_What you should do_
Filter the entries below, keeping every line that has the word "glyph".

_Data for the task_
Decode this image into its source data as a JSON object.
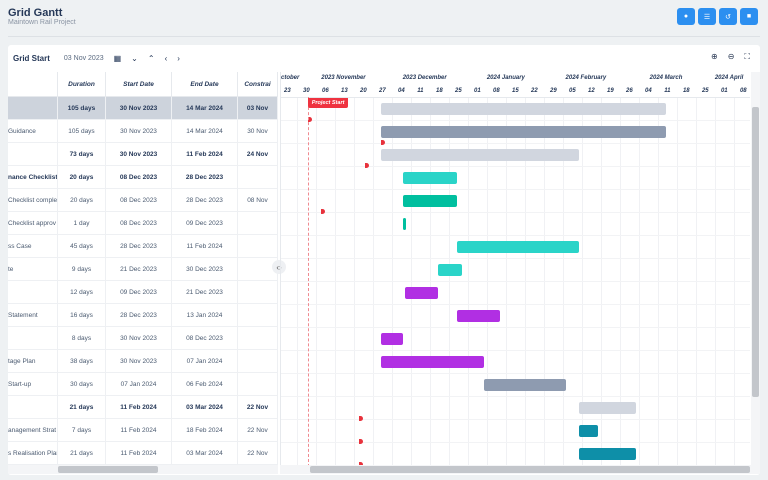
{
  "header": {
    "title": "Grid Gantt",
    "subtitle": "Maintown Rail Project",
    "buttons": [
      {
        "icon": "info-icon",
        "glyph": "●"
      },
      {
        "icon": "list-icon",
        "glyph": "☰"
      },
      {
        "icon": "undo-icon",
        "glyph": "↺"
      },
      {
        "icon": "stop-icon",
        "glyph": "■"
      }
    ]
  },
  "toolbar": {
    "label": "Grid Start",
    "date": "03 Nov 2023",
    "icons": [
      {
        "name": "calendar-icon",
        "glyph": "▦"
      },
      {
        "name": "expand-all-icon",
        "glyph": "⌄"
      },
      {
        "name": "collapse-all-icon",
        "glyph": "⌃"
      },
      {
        "name": "previous-icon",
        "glyph": "‹"
      },
      {
        "name": "next-icon",
        "glyph": "›"
      }
    ],
    "right": [
      {
        "name": "zoom-in-icon",
        "glyph": "⊕"
      },
      {
        "name": "zoom-out-icon",
        "glyph": "⊖"
      },
      {
        "name": "fit-icon",
        "glyph": "⛶"
      }
    ]
  },
  "columns": [
    "",
    "Duration",
    "Start Date",
    "End Date",
    "Constrai"
  ],
  "timeline": {
    "months": [
      {
        "label": "ctober",
        "date": "2023-10-18"
      },
      {
        "label": "2023 November",
        "date": "2023-11-08"
      },
      {
        "label": "2023 December",
        "date": "2023-12-08"
      },
      {
        "label": "2024 January",
        "date": "2024-01-08"
      },
      {
        "label": "2024 February",
        "date": "2024-02-06"
      },
      {
        "label": "2024 March",
        "date": "2024-03-08"
      },
      {
        "label": "2024 April",
        "date": "2024-04-01"
      }
    ],
    "weeks": [
      "23",
      "30",
      "06",
      "13",
      "20",
      "27",
      "04",
      "11",
      "18",
      "25",
      "01",
      "08",
      "15",
      "22",
      "29",
      "05",
      "12",
      "19",
      "26",
      "04",
      "11",
      "18",
      "25",
      "01",
      "08"
    ],
    "first_week": "2023-10-23",
    "project_start_label": "Project Start",
    "project_start": "2023-11-03"
  },
  "rows": [
    {
      "name": "",
      "duration": "105 days",
      "start": "30 Nov 2023",
      "end": "14 Mar 2024",
      "constraint": "03 Nov",
      "bold": true,
      "selected": true,
      "s": "2023-11-30",
      "e": "2024-03-14",
      "c": "2023-11-03",
      "color": "#d1d6df"
    },
    {
      "name": "Guidance",
      "duration": "105 days",
      "start": "30 Nov 2023",
      "end": "14 Mar 2024",
      "constraint": "30 Nov",
      "s": "2023-11-30",
      "e": "2024-03-14",
      "c": "2023-11-30",
      "color": "#8e9bb0"
    },
    {
      "name": "",
      "duration": "73 days",
      "start": "30 Nov 2023",
      "end": "11 Feb 2024",
      "constraint": "24 Nov",
      "bold": true,
      "s": "2023-11-30",
      "e": "2024-02-11",
      "c": "2023-11-24",
      "color": "#d1d6df"
    },
    {
      "name": "nance Checklist",
      "duration": "20 days",
      "start": "08 Dec 2023",
      "end": "28 Dec 2023",
      "constraint": "",
      "bold": true,
      "s": "2023-12-08",
      "e": "2023-12-28",
      "color": "#2ad4c8"
    },
    {
      "name": "Checklist comple",
      "duration": "20 days",
      "start": "08 Dec 2023",
      "end": "28 Dec 2023",
      "constraint": "08 Nov",
      "s": "2023-12-08",
      "e": "2023-12-28",
      "c": "2023-11-08",
      "color": "#00bf9f"
    },
    {
      "name": "Checklist approv",
      "duration": "1 day",
      "start": "08 Dec 2023",
      "end": "09 Dec 2023",
      "constraint": "",
      "s": "2023-12-08",
      "e": "2023-12-09",
      "color": "#00bf9f"
    },
    {
      "name": "ss Case",
      "duration": "45 days",
      "start": "28 Dec 2023",
      "end": "11 Feb 2024",
      "constraint": "",
      "s": "2023-12-28",
      "e": "2024-02-11",
      "color": "#2ad4c8"
    },
    {
      "name": "te",
      "duration": "9 days",
      "start": "21 Dec 2023",
      "end": "30 Dec 2023",
      "constraint": "",
      "s": "2023-12-21",
      "e": "2023-12-30",
      "color": "#2ad4c8"
    },
    {
      "name": "",
      "duration": "12 days",
      "start": "09 Dec 2023",
      "end": "21 Dec 2023",
      "constraint": "",
      "s": "2023-12-09",
      "e": "2023-12-21",
      "color": "#b12fe3"
    },
    {
      "name": "Statement",
      "duration": "16 days",
      "start": "28 Dec 2023",
      "end": "13 Jan 2024",
      "constraint": "",
      "s": "2023-12-28",
      "e": "2024-01-13",
      "color": "#b12fe3"
    },
    {
      "name": "",
      "duration": "8 days",
      "start": "30 Nov 2023",
      "end": "08 Dec 2023",
      "constraint": "",
      "s": "2023-11-30",
      "e": "2023-12-08",
      "color": "#b12fe3"
    },
    {
      "name": "tage Plan",
      "duration": "38 days",
      "start": "30 Nov 2023",
      "end": "07 Jan 2024",
      "constraint": "",
      "s": "2023-11-30",
      "e": "2024-01-07",
      "color": "#b12fe3"
    },
    {
      "name": "Start-up",
      "duration": "30 days",
      "start": "07 Jan 2024",
      "end": "06 Feb 2024",
      "constraint": "",
      "s": "2024-01-07",
      "e": "2024-02-06",
      "color": "#8e9bb0"
    },
    {
      "name": "",
      "duration": "21 days",
      "start": "11 Feb 2024",
      "end": "03 Mar 2024",
      "constraint": "22 Nov",
      "bold": true,
      "s": "2024-02-11",
      "e": "2024-03-03",
      "c": "2023-11-22",
      "color": "#d1d6df"
    },
    {
      "name": "anagement Strat",
      "duration": "7 days",
      "start": "11 Feb 2024",
      "end": "18 Feb 2024",
      "constraint": "22 Nov",
      "s": "2024-02-11",
      "e": "2024-02-18",
      "c": "2023-11-22",
      "color": "#0e8fa8"
    },
    {
      "name": "s Realisation Plar",
      "duration": "21 days",
      "start": "11 Feb 2024",
      "end": "03 Mar 2024",
      "constraint": "22 Nov",
      "s": "2024-02-11",
      "e": "2024-03-03",
      "c": "2023-11-22",
      "color": "#0e8fa8"
    }
  ]
}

_Correct response_
        "glyph": "●"
        "glyph": "☰"
        "glyph": "↺"
        "glyph": "■"
        "glyph": "▦"
        "glyph": "⌄"
        "glyph": "⌃"
        "glyph": "‹"
        "glyph": "›"
        "glyph": "⊕"
        "glyph": "⊖"
        "glyph": "⛶"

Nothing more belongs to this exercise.